● **WHAT TO DO**
In the data below, find each line containing the string "Meeting" and return it.

● **EXTRACTED MATERIAL**

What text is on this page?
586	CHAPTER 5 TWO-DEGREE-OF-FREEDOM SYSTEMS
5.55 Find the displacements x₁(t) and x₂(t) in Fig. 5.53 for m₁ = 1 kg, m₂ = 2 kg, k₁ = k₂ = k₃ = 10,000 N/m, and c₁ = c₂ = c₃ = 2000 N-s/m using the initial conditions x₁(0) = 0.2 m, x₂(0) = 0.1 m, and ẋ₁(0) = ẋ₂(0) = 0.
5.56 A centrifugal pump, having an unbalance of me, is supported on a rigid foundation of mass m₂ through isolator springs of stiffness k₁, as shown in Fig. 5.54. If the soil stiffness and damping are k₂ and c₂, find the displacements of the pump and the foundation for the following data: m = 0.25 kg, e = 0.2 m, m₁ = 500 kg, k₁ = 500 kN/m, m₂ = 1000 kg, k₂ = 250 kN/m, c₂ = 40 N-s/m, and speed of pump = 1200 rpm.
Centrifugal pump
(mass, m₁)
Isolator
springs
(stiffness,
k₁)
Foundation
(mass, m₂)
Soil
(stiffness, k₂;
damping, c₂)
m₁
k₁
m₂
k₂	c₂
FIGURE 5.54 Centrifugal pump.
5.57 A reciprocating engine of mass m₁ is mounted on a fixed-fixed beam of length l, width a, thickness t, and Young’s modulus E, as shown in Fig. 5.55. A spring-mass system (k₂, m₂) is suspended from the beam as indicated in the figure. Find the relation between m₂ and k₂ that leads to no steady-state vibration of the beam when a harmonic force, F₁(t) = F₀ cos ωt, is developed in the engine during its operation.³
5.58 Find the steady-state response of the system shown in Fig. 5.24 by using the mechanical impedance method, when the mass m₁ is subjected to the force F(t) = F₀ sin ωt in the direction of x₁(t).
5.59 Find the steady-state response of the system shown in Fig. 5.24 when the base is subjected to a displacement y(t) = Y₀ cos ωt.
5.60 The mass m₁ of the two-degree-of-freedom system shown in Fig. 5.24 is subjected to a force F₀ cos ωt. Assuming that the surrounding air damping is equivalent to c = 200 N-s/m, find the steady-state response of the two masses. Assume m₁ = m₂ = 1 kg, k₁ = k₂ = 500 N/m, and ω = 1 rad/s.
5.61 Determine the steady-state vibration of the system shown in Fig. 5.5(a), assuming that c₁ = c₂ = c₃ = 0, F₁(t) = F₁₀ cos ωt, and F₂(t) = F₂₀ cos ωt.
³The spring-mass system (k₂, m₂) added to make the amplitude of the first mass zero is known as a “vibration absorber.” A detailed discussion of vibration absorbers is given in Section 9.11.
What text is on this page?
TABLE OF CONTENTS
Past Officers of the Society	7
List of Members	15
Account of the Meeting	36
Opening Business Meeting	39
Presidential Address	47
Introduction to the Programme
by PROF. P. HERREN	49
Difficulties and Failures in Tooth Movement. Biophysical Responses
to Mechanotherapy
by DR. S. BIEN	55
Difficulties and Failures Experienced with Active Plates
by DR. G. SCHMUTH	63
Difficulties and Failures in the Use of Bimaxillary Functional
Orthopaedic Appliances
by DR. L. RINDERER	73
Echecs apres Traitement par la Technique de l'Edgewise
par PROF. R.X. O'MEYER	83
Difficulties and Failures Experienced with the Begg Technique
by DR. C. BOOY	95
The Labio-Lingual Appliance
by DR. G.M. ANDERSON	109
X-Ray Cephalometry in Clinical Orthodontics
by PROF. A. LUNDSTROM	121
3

● **ANSWER BELOW**
Account of the Meeting	36
Opening Business Meeting	39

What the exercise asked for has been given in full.